- Exercise description: Repeat the listing word for word. No pictures belong in the copy.

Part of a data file
%%

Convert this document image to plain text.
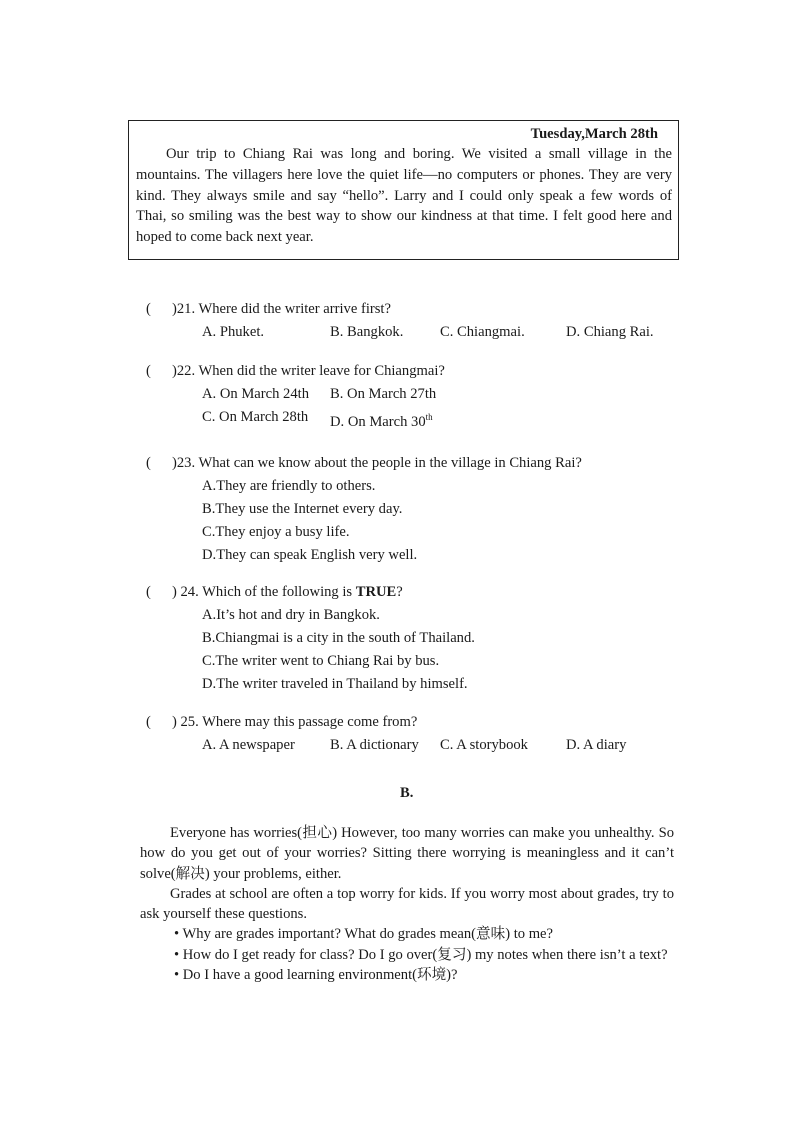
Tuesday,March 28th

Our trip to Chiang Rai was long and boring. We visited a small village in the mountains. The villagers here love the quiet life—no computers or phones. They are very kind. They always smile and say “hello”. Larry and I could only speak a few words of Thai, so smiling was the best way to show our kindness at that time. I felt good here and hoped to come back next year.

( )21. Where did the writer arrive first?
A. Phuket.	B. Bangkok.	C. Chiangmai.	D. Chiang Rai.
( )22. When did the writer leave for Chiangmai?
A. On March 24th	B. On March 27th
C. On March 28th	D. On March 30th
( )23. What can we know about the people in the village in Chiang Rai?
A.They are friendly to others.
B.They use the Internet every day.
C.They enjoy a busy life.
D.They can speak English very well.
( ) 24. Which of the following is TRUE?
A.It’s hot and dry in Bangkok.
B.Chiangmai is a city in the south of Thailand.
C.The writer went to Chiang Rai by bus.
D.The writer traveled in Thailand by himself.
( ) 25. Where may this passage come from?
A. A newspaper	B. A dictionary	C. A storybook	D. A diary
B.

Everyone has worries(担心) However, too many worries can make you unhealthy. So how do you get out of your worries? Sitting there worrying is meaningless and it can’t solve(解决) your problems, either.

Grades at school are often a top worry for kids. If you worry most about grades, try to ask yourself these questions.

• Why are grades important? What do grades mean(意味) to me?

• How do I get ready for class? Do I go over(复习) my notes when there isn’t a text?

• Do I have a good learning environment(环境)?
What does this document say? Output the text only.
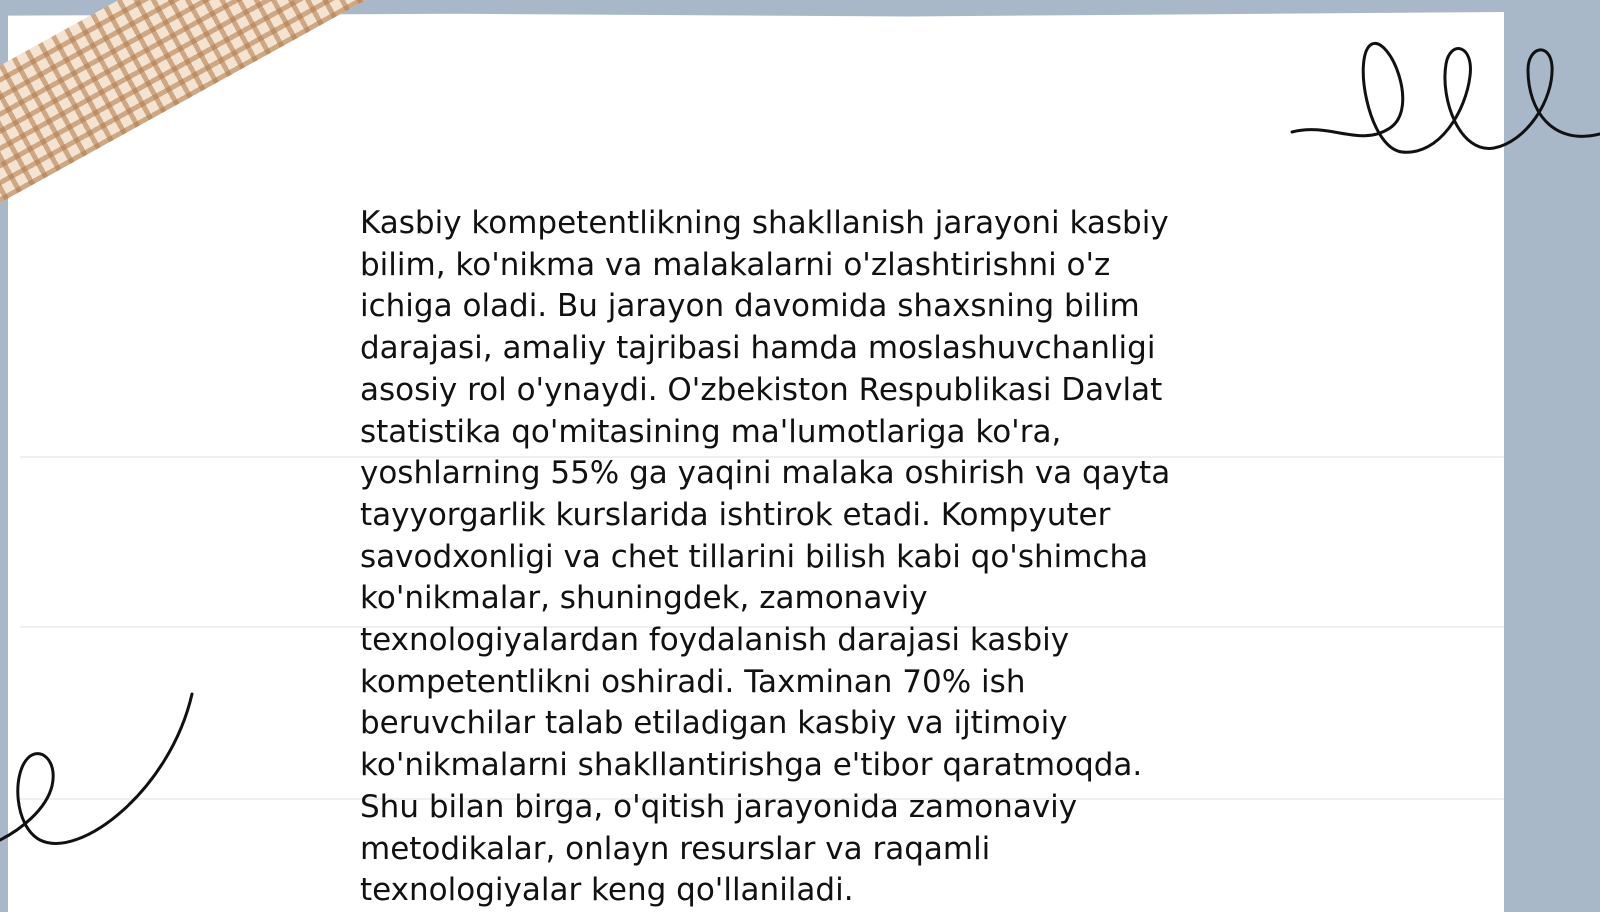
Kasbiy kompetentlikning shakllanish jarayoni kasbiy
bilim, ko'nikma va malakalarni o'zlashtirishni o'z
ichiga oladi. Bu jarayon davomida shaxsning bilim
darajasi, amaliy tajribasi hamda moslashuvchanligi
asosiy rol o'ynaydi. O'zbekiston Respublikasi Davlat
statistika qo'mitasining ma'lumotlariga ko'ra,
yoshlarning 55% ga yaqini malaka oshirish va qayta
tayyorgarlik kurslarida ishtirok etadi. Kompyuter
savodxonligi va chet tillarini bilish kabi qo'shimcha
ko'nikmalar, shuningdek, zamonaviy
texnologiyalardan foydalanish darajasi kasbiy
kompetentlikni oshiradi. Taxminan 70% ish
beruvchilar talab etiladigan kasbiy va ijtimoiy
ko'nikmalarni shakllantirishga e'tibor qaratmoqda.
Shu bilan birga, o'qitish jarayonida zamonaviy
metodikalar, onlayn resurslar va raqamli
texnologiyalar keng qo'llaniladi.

%%

- Response:
Convert this document image to plain text.
Tuesday,March 28th

Our trip to Chiang Rai was long and boring. We visited a small village in the mountains. The villagers here love the quiet life—no computers or phones. They are very kind. They always smile and say “hello”. Larry and I could only speak a few words of Thai, so smiling was the best way to show our kindness at that time. I felt good here and hoped to come back next year.

( )21. Where did the writer arrive first?
A. Phuket.	B. Bangkok.	C. Chiangmai.	D. Chiang Rai.
( )22. When did the writer leave for Chiangmai?
A. On March 24th	B. On March 27th
C. On March 28th	D. On March 30th
( )23. What can we know about the people in the village in Chiang Rai?
A.They are friendly to others.
B.They use the Internet every day.
C.They enjoy a busy life.
D.They can speak English very well.
( ) 24. Which of the following is TRUE?
A.It’s hot and dry in Bangkok.
B.Chiangmai is a city in the south of Thailand.
C.The writer went to Chiang Rai by bus.
D.The writer traveled in Thailand by himself.
( ) 25. Where may this passage come from?
A. A newspaper	B. A dictionary	C. A storybook	D. A diary
B.

Everyone has worries(担心) However, too many worries can make you unhealthy. So how do you get out of your worries? Sitting there worrying is meaningless and it can’t solve(解决) your problems, either.

Grades at school are often a top worry for kids. If you worry most about grades, try to ask yourself these questions.

• Why are grades important? What do grades mean(意味) to me?

• How do I get ready for class? Do I go over(复习) my notes when there isn’t a text?

• Do I have a good learning environment(环境)?
What does this document say? Output the text only.
Kasbiy kompetentlikning shakllanish jarayoni kasbiy
bilim, ko'nikma va malakalarni o'zlashtirishni o'z
ichiga oladi. Bu jarayon davomida shaxsning bilim
darajasi, amaliy tajribasi hamda moslashuvchanligi
asosiy rol o'ynaydi. O'zbekiston Respublikasi Davlat
statistika qo'mitasining ma'lumotlariga ko'ra,
yoshlarning 55% ga yaqini malaka oshirish va qayta
tayyorgarlik kurslarida ishtirok etadi. Kompyuter
savodxonligi va chet tillarini bilish kabi qo'shimcha
ko'nikmalar, shuningdek, zamonaviy
texnologiyalardan foydalanish darajasi kasbiy
kompetentlikni oshiradi. Taxminan 70% ish
beruvchilar talab etiladigan kasbiy va ijtimoiy
ko'nikmalarni shakllantirishga e'tibor qaratmoqda.
Shu bilan birga, o'qitish jarayonida zamonaviy
metodikalar, onlayn resurslar va raqamli
texnologiyalar keng qo'llaniladi.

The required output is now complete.